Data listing
* Start *

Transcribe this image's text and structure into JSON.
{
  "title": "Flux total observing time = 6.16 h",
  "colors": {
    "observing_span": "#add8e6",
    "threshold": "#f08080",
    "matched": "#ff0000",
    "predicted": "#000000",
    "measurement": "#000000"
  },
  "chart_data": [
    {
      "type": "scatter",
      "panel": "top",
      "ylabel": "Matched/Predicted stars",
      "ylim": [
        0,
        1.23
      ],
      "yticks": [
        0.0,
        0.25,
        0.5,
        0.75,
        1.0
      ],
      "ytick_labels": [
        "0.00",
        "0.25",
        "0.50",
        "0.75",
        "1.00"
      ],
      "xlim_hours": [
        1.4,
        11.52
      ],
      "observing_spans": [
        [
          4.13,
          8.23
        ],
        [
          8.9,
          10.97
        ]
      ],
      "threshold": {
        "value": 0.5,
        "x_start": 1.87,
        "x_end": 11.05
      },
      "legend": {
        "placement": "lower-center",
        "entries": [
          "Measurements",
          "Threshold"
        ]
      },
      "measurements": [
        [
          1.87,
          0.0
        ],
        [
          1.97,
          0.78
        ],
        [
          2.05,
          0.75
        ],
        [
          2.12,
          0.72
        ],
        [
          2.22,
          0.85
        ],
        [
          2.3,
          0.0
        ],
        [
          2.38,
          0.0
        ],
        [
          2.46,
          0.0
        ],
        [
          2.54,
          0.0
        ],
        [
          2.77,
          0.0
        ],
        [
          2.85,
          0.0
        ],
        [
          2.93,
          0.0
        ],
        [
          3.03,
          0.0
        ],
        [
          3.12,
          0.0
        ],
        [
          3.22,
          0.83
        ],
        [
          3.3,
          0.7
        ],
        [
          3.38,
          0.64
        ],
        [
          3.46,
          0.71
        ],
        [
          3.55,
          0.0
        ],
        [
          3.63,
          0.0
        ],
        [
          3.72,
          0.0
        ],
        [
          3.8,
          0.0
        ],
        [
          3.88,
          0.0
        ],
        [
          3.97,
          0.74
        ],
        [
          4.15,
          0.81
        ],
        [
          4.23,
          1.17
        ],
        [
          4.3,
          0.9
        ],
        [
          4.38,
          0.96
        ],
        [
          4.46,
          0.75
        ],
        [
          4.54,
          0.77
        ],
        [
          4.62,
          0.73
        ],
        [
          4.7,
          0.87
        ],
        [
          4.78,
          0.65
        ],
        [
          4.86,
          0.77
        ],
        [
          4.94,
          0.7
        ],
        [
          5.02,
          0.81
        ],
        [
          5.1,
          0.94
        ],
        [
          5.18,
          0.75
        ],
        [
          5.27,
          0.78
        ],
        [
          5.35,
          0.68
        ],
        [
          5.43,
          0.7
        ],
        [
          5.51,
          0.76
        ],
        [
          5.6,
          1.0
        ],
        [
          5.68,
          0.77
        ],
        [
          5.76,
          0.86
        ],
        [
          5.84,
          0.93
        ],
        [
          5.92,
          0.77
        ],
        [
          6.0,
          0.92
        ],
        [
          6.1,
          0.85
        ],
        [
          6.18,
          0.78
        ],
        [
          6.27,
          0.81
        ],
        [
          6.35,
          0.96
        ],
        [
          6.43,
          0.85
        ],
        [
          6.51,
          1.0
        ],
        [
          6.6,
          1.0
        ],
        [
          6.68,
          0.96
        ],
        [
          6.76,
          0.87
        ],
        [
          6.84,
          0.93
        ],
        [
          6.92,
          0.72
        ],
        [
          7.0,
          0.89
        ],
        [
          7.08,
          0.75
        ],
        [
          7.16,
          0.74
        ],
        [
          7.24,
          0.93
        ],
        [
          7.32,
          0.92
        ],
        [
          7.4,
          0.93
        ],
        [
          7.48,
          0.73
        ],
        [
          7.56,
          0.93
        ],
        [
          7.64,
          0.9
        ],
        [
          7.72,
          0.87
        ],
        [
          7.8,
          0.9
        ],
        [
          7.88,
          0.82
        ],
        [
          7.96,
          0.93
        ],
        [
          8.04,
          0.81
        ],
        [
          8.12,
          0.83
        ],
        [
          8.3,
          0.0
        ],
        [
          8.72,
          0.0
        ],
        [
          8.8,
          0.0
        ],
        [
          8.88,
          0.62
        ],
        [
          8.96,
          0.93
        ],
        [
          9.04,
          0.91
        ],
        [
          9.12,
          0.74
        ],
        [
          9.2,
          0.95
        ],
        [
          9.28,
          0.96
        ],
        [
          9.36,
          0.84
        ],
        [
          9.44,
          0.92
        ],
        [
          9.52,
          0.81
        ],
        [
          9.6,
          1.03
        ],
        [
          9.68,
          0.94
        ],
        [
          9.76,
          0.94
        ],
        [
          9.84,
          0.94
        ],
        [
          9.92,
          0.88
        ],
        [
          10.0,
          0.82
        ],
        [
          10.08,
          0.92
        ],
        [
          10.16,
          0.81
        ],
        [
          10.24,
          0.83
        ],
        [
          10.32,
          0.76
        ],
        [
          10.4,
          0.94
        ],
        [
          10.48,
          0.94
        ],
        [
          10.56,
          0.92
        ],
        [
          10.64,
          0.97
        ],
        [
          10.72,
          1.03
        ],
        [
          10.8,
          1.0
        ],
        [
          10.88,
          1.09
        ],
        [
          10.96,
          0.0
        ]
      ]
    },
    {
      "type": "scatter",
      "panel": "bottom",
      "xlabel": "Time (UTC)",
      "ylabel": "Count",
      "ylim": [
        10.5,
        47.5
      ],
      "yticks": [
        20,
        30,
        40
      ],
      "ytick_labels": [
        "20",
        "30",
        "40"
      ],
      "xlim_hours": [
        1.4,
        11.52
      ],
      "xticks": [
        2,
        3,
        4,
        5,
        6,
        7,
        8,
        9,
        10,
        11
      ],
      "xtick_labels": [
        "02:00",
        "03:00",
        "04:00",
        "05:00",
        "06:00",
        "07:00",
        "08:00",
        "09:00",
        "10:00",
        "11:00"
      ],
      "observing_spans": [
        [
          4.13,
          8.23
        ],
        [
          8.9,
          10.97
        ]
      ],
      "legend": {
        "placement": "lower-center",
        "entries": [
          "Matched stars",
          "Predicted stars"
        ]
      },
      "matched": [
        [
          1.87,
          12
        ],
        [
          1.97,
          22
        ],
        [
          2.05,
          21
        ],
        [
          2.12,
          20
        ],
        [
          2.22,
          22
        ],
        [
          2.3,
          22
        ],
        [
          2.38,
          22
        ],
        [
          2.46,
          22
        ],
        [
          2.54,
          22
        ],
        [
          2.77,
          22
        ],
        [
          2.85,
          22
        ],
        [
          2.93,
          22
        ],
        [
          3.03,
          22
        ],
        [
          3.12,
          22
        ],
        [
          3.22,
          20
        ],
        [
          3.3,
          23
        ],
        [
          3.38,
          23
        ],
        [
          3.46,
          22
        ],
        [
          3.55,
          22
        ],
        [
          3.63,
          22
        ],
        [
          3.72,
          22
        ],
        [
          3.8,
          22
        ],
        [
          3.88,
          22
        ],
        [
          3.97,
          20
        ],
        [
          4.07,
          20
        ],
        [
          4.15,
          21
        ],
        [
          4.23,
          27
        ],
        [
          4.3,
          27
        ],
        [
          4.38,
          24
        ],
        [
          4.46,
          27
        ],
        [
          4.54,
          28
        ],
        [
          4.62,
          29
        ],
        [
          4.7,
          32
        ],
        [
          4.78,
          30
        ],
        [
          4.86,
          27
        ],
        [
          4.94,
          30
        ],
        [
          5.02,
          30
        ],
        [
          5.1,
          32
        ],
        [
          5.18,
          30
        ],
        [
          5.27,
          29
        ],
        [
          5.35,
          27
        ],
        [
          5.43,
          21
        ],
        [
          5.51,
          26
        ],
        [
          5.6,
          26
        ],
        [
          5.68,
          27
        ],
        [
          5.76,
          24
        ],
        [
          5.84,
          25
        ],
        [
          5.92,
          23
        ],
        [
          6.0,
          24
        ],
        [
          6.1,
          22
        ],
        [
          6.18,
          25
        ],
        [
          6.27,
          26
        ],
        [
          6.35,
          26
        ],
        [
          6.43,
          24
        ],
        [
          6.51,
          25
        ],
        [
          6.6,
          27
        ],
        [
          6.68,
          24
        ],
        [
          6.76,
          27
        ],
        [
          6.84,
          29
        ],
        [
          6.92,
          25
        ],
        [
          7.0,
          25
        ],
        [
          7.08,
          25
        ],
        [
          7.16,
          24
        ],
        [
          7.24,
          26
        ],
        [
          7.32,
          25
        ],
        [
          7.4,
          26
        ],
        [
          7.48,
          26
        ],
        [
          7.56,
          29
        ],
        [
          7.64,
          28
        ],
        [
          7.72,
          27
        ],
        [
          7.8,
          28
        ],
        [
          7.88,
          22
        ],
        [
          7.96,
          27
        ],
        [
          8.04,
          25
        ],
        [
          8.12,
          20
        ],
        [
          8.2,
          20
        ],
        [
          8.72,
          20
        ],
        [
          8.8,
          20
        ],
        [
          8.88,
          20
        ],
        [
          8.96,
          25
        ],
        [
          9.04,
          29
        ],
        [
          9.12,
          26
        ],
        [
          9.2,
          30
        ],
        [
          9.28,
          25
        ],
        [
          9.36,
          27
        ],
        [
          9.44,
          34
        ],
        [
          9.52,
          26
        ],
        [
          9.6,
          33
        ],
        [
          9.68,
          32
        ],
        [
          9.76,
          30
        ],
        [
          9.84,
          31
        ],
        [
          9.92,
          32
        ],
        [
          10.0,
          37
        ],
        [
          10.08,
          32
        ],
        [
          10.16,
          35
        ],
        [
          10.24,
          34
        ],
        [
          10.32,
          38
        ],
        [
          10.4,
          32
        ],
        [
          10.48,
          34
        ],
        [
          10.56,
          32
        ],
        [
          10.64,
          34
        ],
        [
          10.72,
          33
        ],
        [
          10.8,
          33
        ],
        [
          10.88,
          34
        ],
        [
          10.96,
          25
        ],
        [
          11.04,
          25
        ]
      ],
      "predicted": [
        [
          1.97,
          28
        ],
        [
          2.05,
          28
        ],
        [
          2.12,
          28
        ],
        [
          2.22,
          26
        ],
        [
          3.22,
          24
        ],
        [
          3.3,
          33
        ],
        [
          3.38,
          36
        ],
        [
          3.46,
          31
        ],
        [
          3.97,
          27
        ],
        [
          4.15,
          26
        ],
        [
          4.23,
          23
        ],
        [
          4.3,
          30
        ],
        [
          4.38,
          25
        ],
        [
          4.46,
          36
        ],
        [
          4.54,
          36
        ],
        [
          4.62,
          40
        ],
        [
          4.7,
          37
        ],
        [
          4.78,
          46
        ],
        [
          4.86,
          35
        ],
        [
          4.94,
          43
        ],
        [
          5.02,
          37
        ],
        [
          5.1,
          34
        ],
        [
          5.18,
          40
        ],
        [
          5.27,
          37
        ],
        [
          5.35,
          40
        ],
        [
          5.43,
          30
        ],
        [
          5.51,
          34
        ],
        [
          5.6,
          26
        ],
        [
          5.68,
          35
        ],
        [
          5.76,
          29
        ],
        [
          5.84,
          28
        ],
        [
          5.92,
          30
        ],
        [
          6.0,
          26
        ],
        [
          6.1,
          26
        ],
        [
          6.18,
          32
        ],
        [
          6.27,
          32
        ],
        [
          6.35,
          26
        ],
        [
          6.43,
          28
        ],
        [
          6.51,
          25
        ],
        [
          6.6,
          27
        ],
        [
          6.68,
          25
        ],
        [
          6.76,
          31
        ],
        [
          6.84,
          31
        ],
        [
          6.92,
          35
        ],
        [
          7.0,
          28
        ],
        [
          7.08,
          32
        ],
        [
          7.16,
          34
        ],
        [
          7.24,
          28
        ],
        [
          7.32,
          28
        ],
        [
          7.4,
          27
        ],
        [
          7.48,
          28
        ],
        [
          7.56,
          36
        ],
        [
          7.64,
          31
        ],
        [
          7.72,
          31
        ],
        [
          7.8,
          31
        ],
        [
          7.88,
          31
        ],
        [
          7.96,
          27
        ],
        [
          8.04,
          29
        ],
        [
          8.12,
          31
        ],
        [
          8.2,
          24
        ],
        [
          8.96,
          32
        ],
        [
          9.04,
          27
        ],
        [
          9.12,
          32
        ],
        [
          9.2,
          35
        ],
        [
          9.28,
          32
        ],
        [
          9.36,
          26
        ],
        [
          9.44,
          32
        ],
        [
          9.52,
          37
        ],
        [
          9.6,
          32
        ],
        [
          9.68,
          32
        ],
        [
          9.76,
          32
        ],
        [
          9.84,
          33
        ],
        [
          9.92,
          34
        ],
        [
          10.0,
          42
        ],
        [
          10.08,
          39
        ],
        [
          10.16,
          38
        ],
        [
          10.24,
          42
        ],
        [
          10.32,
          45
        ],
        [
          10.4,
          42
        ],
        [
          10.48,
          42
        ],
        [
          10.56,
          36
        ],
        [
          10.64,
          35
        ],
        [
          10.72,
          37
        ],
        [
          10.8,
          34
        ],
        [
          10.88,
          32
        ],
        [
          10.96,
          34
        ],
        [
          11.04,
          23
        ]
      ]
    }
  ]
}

* End *

▶ [EXERCISE PROMPT]
Return each line where "stars" shows up.

▶ [THE COMPLETED TASK]
      "ylabel": "Matched/Predicted stars",
          "Matched stars",
          "Predicted stars"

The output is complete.